_What is being asked_: Print the entire listing. Each line must match the original exactly.

--- start of Given data ---

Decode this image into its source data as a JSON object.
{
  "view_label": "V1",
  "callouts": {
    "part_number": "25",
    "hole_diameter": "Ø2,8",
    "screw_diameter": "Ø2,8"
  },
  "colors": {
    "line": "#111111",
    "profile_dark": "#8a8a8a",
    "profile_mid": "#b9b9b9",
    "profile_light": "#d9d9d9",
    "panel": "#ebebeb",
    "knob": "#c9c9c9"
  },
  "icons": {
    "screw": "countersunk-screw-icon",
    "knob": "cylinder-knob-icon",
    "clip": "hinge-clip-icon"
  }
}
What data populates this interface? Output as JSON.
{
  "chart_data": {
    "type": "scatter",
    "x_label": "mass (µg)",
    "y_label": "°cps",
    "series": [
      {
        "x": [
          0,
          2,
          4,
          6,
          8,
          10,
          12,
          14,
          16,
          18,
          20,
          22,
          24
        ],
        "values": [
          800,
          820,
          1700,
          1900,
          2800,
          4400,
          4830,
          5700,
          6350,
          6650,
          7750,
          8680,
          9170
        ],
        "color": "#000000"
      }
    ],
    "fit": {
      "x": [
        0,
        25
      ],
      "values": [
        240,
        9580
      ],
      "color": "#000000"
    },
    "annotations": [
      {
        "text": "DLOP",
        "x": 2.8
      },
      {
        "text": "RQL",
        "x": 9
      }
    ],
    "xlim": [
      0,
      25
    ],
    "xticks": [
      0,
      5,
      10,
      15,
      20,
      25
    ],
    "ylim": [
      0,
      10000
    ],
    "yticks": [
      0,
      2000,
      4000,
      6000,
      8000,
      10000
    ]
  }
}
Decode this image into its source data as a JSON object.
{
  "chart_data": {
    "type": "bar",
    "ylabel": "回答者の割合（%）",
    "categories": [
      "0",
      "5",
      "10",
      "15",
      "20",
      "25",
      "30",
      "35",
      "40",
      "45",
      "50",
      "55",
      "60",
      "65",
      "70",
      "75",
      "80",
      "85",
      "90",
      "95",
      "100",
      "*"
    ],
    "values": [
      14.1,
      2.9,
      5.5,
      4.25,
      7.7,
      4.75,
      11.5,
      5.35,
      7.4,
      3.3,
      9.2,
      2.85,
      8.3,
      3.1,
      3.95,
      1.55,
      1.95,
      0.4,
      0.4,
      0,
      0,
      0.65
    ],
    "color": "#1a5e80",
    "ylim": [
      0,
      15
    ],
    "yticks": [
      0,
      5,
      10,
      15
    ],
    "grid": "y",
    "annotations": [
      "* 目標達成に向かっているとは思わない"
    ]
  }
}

--- end of Given data ---

_Output_:
Decode this image into its source data as a JSON object.
{
  "view_label": "V1",
  "callouts": {
    "part_number": "25",
    "hole_diameter": "Ø2,8",
    "screw_diameter": "Ø2,8"
  },
  "colors": {
    "line": "#111111",
    "profile_dark": "#8a8a8a",
    "profile_mid": "#b9b9b9",
    "profile_light": "#d9d9d9",
    "panel": "#ebebeb",
    "knob": "#c9c9c9"
  },
  "icons": {
    "screw": "countersunk-screw-icon",
    "knob": "cylinder-knob-icon",
    "clip": "hinge-clip-icon"
  }
}
What data populates this interface? Output as JSON.
{
  "chart_data": {
    "type": "scatter",
    "x_label": "mass (µg)",
    "y_label": "°cps",
    "series": [
      {
        "x": [
          0,
          2,
          4,
          6,
          8,
          10,
          12,
          14,
          16,
          18,
          20,
          22,
          24
        ],
        "values": [
          800,
          820,
          1700,
          1900,
          2800,
          4400,
          4830,
          5700,
          6350,
          6650,
          7750,
          8680,
          9170
        ],
        "color": "#000000"
      }
    ],
    "fit": {
      "x": [
        0,
        25
      ],
      "values": [
        240,
        9580
      ],
      "color": "#000000"
    },
    "annotations": [
      {
        "text": "DLOP",
        "x": 2.8
      },
      {
        "text": "RQL",
        "x": 9
      }
    ],
    "xlim": [
      0,
      25
    ],
    "xticks": [
      0,
      5,
      10,
      15,
      20,
      25
    ],
    "ylim": [
      0,
      10000
    ],
    "yticks": [
      0,
      2000,
      4000,
      6000,
      8000,
      10000
    ]
  }
}
Decode this image into its source data as a JSON object.
{
  "chart_data": {
    "type": "bar",
    "ylabel": "回答者の割合（%）",
    "categories": [
      "0",
      "5",
      "10",
      "15",
      "20",
      "25",
      "30",
      "35",
      "40",
      "45",
      "50",
      "55",
      "60",
      "65",
      "70",
      "75",
      "80",
      "85",
      "90",
      "95",
      "100",
      "*"
    ],
    "values": [
      14.1,
      2.9,
      5.5,
      4.25,
      7.7,
      4.75,
      11.5,
      5.35,
      7.4,
      3.3,
      9.2,
      2.85,
      8.3,
      3.1,
      3.95,
      1.55,
      1.95,
      0.4,
      0.4,
      0,
      0,
      0.65
    ],
    "color": "#1a5e80",
    "ylim": [
      0,
      15
    ],
    "yticks": [
      0,
      5,
      10,
      15
    ],
    "grid": "y",
    "annotations": [
      "* 目標達成に向かっているとは思わない"
    ]
  }
}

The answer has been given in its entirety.